# GOAL OF THE EXERCISE
Reproduce, without alteration, everything from the first of the rows below down to the line containing "heatmap-cell <box>797 325 805 335</box>", with that line included.

* START *

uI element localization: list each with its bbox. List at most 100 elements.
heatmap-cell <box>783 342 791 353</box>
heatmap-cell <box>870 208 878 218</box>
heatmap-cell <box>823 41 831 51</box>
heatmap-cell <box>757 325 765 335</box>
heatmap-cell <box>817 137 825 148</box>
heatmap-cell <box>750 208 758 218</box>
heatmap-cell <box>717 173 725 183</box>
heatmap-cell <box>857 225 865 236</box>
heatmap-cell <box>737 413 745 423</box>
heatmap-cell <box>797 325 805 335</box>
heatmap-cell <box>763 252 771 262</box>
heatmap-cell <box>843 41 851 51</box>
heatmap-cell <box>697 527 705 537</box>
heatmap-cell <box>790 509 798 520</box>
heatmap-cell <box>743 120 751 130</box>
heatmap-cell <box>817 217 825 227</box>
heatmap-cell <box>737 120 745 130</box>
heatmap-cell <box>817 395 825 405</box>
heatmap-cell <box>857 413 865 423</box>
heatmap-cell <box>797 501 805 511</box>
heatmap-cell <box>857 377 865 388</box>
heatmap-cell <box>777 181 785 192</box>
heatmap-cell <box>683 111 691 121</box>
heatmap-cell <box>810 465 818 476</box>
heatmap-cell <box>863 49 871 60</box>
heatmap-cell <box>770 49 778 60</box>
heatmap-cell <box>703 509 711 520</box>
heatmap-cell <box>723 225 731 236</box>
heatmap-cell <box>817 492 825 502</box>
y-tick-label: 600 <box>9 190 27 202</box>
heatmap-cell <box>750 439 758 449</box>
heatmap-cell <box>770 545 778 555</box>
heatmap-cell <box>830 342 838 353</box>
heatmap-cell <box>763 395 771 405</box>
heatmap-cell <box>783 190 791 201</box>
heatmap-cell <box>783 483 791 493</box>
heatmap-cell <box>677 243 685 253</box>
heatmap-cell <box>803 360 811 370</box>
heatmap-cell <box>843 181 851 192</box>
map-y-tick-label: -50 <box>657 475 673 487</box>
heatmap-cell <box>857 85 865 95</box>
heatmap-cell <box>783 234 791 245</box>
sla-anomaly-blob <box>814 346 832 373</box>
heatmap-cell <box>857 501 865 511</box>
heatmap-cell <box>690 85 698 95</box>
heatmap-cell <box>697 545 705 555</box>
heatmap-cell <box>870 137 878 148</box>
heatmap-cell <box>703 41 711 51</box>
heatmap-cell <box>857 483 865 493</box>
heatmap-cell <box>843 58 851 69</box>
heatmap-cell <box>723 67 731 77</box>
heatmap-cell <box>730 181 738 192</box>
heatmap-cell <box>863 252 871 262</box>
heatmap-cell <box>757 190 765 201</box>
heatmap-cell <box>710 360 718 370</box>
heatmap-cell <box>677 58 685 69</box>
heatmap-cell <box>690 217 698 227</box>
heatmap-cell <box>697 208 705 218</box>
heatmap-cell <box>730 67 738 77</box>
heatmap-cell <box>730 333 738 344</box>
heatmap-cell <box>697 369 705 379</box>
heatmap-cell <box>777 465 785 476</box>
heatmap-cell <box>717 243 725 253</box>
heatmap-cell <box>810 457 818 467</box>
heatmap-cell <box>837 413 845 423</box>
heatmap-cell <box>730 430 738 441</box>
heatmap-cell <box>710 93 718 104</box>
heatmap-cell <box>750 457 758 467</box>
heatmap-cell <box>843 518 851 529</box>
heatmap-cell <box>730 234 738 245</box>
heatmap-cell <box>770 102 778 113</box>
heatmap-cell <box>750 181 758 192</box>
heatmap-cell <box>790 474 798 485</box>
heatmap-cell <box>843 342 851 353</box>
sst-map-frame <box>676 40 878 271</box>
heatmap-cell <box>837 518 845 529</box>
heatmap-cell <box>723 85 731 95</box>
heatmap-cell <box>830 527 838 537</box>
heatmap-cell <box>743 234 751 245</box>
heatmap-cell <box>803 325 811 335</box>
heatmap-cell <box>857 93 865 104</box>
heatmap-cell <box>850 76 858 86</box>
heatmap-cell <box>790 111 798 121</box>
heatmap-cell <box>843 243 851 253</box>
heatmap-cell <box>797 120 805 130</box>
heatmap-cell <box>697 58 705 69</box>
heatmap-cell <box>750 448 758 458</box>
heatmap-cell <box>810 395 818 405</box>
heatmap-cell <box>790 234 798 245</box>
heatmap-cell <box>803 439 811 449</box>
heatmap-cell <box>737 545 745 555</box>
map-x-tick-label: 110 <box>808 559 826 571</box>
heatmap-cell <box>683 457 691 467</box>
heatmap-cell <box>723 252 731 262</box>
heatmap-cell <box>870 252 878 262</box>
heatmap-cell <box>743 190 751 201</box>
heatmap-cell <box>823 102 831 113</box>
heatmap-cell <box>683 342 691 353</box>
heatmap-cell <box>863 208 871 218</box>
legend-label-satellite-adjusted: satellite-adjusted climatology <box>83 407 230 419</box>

* END *

# SOLUTION
uI element localization: list each with its bbox. List at most 100 elements.
heatmap-cell <box>783 342 791 353</box>
heatmap-cell <box>870 208 878 218</box>
heatmap-cell <box>823 41 831 51</box>
heatmap-cell <box>757 325 765 335</box>
heatmap-cell <box>817 137 825 148</box>
heatmap-cell <box>750 208 758 218</box>
heatmap-cell <box>717 173 725 183</box>
heatmap-cell <box>857 225 865 236</box>
heatmap-cell <box>737 413 745 423</box>
heatmap-cell <box>797 325 805 335</box>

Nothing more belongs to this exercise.